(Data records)
>> START
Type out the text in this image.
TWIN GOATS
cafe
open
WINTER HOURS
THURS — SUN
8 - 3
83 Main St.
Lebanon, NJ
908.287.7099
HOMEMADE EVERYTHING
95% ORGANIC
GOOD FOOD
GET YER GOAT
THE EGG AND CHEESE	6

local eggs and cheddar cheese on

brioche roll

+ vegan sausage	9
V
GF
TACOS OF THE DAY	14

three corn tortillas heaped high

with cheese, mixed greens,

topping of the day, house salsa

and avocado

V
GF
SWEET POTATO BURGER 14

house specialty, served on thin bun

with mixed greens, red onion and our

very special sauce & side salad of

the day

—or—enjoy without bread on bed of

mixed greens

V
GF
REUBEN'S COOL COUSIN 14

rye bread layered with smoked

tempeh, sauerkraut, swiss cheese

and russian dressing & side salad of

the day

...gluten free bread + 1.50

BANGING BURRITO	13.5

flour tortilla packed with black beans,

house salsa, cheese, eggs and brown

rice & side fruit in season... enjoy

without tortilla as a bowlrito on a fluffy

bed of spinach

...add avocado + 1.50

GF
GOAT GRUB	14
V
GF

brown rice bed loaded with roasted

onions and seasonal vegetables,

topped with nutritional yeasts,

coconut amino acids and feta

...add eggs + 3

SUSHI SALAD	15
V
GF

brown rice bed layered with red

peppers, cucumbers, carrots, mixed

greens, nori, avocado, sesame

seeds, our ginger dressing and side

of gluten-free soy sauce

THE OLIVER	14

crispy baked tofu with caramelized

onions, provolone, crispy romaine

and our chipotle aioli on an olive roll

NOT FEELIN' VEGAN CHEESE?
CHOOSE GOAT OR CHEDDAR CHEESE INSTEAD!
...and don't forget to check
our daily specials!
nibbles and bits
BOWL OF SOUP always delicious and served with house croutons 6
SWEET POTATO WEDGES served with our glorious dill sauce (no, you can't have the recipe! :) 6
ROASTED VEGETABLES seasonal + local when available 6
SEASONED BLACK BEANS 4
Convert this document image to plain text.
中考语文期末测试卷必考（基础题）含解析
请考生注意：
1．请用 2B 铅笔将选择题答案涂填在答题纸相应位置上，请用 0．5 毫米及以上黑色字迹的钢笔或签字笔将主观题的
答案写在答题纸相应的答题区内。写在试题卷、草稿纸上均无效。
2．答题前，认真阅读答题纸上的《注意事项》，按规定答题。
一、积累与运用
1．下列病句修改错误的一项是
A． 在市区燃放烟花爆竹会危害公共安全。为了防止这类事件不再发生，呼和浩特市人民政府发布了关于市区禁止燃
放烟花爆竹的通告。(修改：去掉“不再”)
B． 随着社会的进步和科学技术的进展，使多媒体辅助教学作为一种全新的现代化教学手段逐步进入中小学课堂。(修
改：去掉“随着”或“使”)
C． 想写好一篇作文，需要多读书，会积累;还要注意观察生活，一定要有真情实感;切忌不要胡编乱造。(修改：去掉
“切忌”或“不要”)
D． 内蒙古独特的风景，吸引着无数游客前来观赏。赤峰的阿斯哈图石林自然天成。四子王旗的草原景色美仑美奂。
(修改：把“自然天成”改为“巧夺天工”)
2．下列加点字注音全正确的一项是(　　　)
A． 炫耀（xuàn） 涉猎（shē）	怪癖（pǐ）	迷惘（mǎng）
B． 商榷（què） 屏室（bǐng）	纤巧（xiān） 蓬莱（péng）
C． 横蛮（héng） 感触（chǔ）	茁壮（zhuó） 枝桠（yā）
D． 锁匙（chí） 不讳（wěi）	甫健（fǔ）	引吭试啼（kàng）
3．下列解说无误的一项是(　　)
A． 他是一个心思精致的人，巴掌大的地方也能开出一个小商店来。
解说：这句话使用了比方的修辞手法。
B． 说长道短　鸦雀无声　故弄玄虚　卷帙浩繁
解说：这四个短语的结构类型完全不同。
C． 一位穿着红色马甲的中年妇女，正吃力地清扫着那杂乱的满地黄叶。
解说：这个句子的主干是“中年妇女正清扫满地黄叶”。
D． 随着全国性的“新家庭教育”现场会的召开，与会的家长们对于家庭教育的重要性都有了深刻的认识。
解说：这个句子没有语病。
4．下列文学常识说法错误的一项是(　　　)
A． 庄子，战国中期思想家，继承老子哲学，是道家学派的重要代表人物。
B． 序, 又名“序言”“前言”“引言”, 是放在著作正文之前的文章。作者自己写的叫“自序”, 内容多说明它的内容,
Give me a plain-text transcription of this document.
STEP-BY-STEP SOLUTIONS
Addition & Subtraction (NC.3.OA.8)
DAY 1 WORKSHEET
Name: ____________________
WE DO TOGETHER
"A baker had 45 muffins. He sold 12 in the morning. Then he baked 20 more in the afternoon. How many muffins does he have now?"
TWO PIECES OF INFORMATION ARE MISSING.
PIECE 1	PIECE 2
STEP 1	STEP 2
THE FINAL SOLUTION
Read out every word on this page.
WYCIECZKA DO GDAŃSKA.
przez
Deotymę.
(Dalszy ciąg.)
>> END
GIVEN INSTRUCTION -> Your task is to gather every line with the word "gluten" and copy it.

RESULT OF THE EXERCISE ->
...gluten free bread + 1.50
of gluten-free soy sauce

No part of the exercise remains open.